─── MATERIALS PROVIDED
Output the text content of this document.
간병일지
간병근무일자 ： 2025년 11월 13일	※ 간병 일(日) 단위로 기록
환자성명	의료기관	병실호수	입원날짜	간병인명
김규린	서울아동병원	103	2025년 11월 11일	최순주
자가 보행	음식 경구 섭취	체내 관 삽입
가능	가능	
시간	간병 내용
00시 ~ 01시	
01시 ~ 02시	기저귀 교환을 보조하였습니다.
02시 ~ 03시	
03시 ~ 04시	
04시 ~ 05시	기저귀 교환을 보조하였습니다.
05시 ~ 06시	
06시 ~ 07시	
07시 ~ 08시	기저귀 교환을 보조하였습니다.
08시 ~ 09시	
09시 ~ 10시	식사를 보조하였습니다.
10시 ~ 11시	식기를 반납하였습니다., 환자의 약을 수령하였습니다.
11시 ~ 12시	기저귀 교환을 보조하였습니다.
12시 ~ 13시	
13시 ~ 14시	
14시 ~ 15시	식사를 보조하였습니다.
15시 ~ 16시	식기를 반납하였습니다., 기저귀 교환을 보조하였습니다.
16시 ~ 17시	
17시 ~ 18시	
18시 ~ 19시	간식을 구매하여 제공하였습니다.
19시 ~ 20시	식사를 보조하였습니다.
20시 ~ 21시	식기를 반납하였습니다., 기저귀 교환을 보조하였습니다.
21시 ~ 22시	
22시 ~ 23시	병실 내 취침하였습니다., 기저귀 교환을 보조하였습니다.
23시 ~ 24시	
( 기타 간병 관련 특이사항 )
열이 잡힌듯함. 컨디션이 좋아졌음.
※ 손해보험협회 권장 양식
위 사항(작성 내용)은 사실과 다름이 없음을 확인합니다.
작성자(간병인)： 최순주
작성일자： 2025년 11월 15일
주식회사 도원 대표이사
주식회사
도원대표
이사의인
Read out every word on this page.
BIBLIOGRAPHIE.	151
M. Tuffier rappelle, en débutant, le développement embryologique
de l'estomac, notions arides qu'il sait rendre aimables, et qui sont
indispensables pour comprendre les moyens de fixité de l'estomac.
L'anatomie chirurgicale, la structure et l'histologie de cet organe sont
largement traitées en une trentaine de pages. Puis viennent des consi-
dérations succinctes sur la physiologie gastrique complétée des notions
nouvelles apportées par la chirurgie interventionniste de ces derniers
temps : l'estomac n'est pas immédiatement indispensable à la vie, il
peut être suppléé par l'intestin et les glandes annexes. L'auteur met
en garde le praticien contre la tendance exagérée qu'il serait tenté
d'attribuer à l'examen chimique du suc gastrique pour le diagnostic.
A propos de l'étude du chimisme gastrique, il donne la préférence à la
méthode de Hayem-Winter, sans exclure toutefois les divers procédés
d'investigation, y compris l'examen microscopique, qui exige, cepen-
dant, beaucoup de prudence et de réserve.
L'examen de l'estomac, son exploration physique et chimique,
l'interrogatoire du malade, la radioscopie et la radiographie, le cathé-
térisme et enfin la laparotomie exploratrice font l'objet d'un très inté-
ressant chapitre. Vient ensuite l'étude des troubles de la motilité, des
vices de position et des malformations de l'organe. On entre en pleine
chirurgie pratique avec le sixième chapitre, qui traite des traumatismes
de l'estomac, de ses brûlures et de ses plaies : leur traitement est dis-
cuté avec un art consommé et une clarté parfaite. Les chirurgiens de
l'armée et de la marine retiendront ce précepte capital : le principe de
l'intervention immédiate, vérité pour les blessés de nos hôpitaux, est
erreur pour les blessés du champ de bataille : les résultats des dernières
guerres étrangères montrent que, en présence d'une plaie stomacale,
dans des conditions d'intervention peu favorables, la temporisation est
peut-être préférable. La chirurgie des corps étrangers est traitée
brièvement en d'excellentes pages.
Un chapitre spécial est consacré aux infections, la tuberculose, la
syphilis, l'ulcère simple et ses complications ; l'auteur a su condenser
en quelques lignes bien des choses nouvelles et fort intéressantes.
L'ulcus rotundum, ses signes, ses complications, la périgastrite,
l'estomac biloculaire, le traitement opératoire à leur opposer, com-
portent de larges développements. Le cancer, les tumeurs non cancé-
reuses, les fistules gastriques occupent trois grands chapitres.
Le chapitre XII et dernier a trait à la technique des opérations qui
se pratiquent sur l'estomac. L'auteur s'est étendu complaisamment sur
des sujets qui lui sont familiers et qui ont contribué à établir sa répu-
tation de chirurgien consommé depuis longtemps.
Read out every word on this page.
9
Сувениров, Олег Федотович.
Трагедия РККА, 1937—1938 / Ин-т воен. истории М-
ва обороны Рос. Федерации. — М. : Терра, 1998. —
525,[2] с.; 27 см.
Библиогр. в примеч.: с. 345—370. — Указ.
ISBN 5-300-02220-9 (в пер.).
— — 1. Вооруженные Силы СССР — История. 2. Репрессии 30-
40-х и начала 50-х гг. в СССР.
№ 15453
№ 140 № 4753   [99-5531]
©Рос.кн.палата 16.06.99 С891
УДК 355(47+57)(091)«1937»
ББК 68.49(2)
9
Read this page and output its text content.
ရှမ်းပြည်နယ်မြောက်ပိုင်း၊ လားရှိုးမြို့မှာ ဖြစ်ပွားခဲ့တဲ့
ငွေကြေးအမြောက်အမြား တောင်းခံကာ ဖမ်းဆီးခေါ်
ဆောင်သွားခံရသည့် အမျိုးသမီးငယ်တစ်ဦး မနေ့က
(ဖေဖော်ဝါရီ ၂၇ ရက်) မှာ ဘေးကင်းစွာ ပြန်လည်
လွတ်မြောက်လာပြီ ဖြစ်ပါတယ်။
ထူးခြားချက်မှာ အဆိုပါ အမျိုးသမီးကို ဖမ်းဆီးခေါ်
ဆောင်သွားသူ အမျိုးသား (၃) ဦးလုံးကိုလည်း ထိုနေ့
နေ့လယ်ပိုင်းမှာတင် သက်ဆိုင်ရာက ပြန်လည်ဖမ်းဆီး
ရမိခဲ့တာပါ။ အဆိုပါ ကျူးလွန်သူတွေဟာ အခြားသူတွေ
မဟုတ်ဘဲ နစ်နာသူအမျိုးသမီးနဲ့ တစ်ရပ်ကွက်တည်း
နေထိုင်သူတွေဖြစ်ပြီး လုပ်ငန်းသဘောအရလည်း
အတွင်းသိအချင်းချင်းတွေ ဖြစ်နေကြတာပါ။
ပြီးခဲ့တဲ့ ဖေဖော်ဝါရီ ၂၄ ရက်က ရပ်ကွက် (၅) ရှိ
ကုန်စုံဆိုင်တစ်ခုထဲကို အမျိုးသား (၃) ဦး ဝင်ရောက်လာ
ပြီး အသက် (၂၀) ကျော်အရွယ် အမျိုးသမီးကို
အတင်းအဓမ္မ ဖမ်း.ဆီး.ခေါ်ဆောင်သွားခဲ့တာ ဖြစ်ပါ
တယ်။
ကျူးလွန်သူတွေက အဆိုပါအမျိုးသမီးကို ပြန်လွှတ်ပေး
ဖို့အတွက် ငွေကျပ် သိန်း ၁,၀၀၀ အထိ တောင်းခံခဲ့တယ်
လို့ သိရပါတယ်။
──────
PROBLEM REQUIREMENTS:
Your task is to return the full listing exactly as it was given.

TASK RESULT:
Output the text content of this document.
간병일지
간병근무일자 ： 2025년 11월 13일	※ 간병 일(日) 단위로 기록
환자성명	의료기관	병실호수	입원날짜	간병인명
김규린	서울아동병원	103	2025년 11월 11일	최순주
자가 보행	음식 경구 섭취	체내 관 삽입
가능	가능	
시간	간병 내용
00시 ~ 01시	
01시 ~ 02시	기저귀 교환을 보조하였습니다.
02시 ~ 03시	
03시 ~ 04시	
04시 ~ 05시	기저귀 교환을 보조하였습니다.
05시 ~ 06시	
06시 ~ 07시	
07시 ~ 08시	기저귀 교환을 보조하였습니다.
08시 ~ 09시	
09시 ~ 10시	식사를 보조하였습니다.
10시 ~ 11시	식기를 반납하였습니다., 환자의 약을 수령하였습니다.
11시 ~ 12시	기저귀 교환을 보조하였습니다.
12시 ~ 13시	
13시 ~ 14시	
14시 ~ 15시	식사를 보조하였습니다.
15시 ~ 16시	식기를 반납하였습니다., 기저귀 교환을 보조하였습니다.
16시 ~ 17시	
17시 ~ 18시	
18시 ~ 19시	간식을 구매하여 제공하였습니다.
19시 ~ 20시	식사를 보조하였습니다.
20시 ~ 21시	식기를 반납하였습니다., 기저귀 교환을 보조하였습니다.
21시 ~ 22시	
22시 ~ 23시	병실 내 취침하였습니다., 기저귀 교환을 보조하였습니다.
23시 ~ 24시	
( 기타 간병 관련 특이사항 )
열이 잡힌듯함. 컨디션이 좋아졌음.
※ 손해보험협회 권장 양식
위 사항(작성 내용)은 사실과 다름이 없음을 확인합니다.
작성자(간병인)： 최순주
작성일자： 2025년 11월 15일
주식회사 도원 대표이사
주식회사
도원대표
이사의인
Read out every word on this page.
BIBLIOGRAPHIE.	151
M. Tuffier rappelle, en débutant, le développement embryologique
de l'estomac, notions arides qu'il sait rendre aimables, et qui sont
indispensables pour comprendre les moyens de fixité de l'estomac.
L'anatomie chirurgicale, la structure et l'histologie de cet organe sont
largement traitées en une trentaine de pages. Puis viennent des consi-
dérations succinctes sur la physiologie gastrique complétée des notions
nouvelles apportées par la chirurgie interventionniste de ces derniers
temps : l'estomac n'est pas immédiatement indispensable à la vie, il
peut être suppléé par l'intestin et les glandes annexes. L'auteur met
en garde le praticien contre la tendance exagérée qu'il serait tenté
d'attribuer à l'examen chimique du suc gastrique pour le diagnostic.
A propos de l'étude du chimisme gastrique, il donne la préférence à la
méthode de Hayem-Winter, sans exclure toutefois les divers procédés
d'investigation, y compris l'examen microscopique, qui exige, cepen-
dant, beaucoup de prudence et de réserve.
L'examen de l'estomac, son exploration physique et chimique,
l'interrogatoire du malade, la radioscopie et la radiographie, le cathé-
térisme et enfin la laparotomie exploratrice font l'objet d'un très inté-
ressant chapitre. Vient ensuite l'étude des troubles de la motilité, des
vices de position et des malformations de l'organe. On entre en pleine
chirurgie pratique avec le sixième chapitre, qui traite des traumatismes
de l'estomac, de ses brûlures et de ses plaies : leur traitement est dis-
cuté avec un art consommé et une clarté parfaite. Les chirurgiens de
l'armée et de la marine retiendront ce précepte capital : le principe de
l'intervention immédiate, vérité pour les blessés de nos hôpitaux, est
erreur pour les blessés du champ de bataille : les résultats des dernières
guerres étrangères montrent que, en présence d'une plaie stomacale,
dans des conditions d'intervention peu favorables, la temporisation est
peut-être préférable. La chirurgie des corps étrangers est traitée
brièvement en d'excellentes pages.
Un chapitre spécial est consacré aux infections, la tuberculose, la
syphilis, l'ulcère simple et ses complications ; l'auteur a su condenser
en quelques lignes bien des choses nouvelles et fort intéressantes.
L'ulcus rotundum, ses signes, ses complications, la périgastrite,
l'estomac biloculaire, le traitement opératoire à leur opposer, com-
portent de larges développements. Le cancer, les tumeurs non cancé-
reuses, les fistules gastriques occupent trois grands chapitres.
Le chapitre XII et dernier a trait à la technique des opérations qui
se pratiquent sur l'estomac. L'auteur s'est étendu complaisamment sur
des sujets qui lui sont familiers et qui ont contribué à établir sa répu-
tation de chirurgien consommé depuis longtemps.
Read out every word on this page.
9
Сувениров, Олег Федотович.
Трагедия РККА, 1937—1938 / Ин-т воен. истории М-
ва обороны Рос. Федерации. — М. : Терра, 1998. —
525,[2] с.; 27 см.
Библиогр. в примеч.: с. 345—370. — Указ.
ISBN 5-300-02220-9 (в пер.).
— — 1. Вооруженные Силы СССР — История. 2. Репрессии 30-
40-х и начала 50-х гг. в СССР.
№ 15453
№ 140 № 4753   [99-5531]
©Рос.кн.палата 16.06.99 С891
УДК 355(47+57)(091)«1937»
ББК 68.49(2)
9
Read this page and output its text content.
ရှမ်းပြည်နယ်မြောက်ပိုင်း၊ လားရှိုးမြို့မှာ ဖြစ်ပွားခဲ့တဲ့
ငွေကြေးအမြောက်အမြား တောင်းခံကာ ဖမ်းဆီးခေါ်
ဆောင်သွားခံရသည့် အမျိုးသမီးငယ်တစ်ဦး မနေ့က
(ဖေဖော်ဝါရီ ၂၇ ရက်) မှာ ဘေးကင်းစွာ ပြန်လည်
လွတ်မြောက်လာပြီ ဖြစ်ပါတယ်။
ထူးခြားချက်မှာ အဆိုပါ အမျိုးသမီးကို ဖမ်းဆီးခေါ်
ဆောင်သွားသူ အမျိုးသား (၃) ဦးလုံးကိုလည်း ထိုနေ့
နေ့လယ်ပိုင်းမှာတင် သက်ဆိုင်ရာက ပြန်လည်ဖမ်းဆီး
ရမိခဲ့တာပါ။ အဆိုပါ ကျူးလွန်သူတွေဟာ အခြားသူတွေ
မဟုတ်ဘဲ နစ်နာသူအမျိုးသမီးနဲ့ တစ်ရပ်ကွက်တည်း
နေထိုင်သူတွေဖြစ်ပြီး လုပ်ငန်းသဘောအရလည်း
အတွင်းသိအချင်းချင်းတွေ ဖြစ်နေကြတာပါ။
ပြီးခဲ့တဲ့ ဖေဖော်ဝါရီ ၂၄ ရက်က ရပ်ကွက် (၅) ရှိ
ကုန်စုံဆိုင်တစ်ခုထဲကို အမျိုးသား (၃) ဦး ဝင်ရောက်လာ
ပြီး အသက် (၂၀) ကျော်အရွယ် အမျိုးသမီးကို
အတင်းအဓမ္မ ဖမ်း.ဆီး.ခေါ်ဆောင်သွားခဲ့တာ ဖြစ်ပါ
တယ်။
ကျူးလွန်သူတွေက အဆိုပါအမျိုးသမီးကို ပြန်လွှတ်ပေး
ဖို့အတွက် ငွေကျပ် သိန်း ၁,၀၀၀ အထိ တောင်းခံခဲ့တယ်
လို့ သိရပါတယ်။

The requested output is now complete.